## THE TASK
Entries follow. Set all of them down as they stand.

## SUPPLIED DATA
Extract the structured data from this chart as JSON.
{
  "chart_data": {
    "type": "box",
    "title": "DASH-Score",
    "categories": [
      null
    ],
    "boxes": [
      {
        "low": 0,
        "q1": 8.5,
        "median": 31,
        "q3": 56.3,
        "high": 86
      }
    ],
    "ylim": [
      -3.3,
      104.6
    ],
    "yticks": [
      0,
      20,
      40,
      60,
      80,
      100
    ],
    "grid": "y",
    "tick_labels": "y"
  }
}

## EXERCISE SOLUTION
Extract the structured data from this chart as JSON.
{
  "chart_data": {
    "type": "box",
    "title": "DASH-Score",
    "categories": [
      null
    ],
    "boxes": [
      {
        "low": 0,
        "q1": 8.5,
        "median": 31,
        "q3": 56.3,
        "high": 86
      }
    ],
    "ylim": [
      -3.3,
      104.6
    ],
    "yticks": [
      0,
      20,
      40,
      60,
      80,
      100
    ],
    "grid": "y",
    "tick_labels": "y"
  }
}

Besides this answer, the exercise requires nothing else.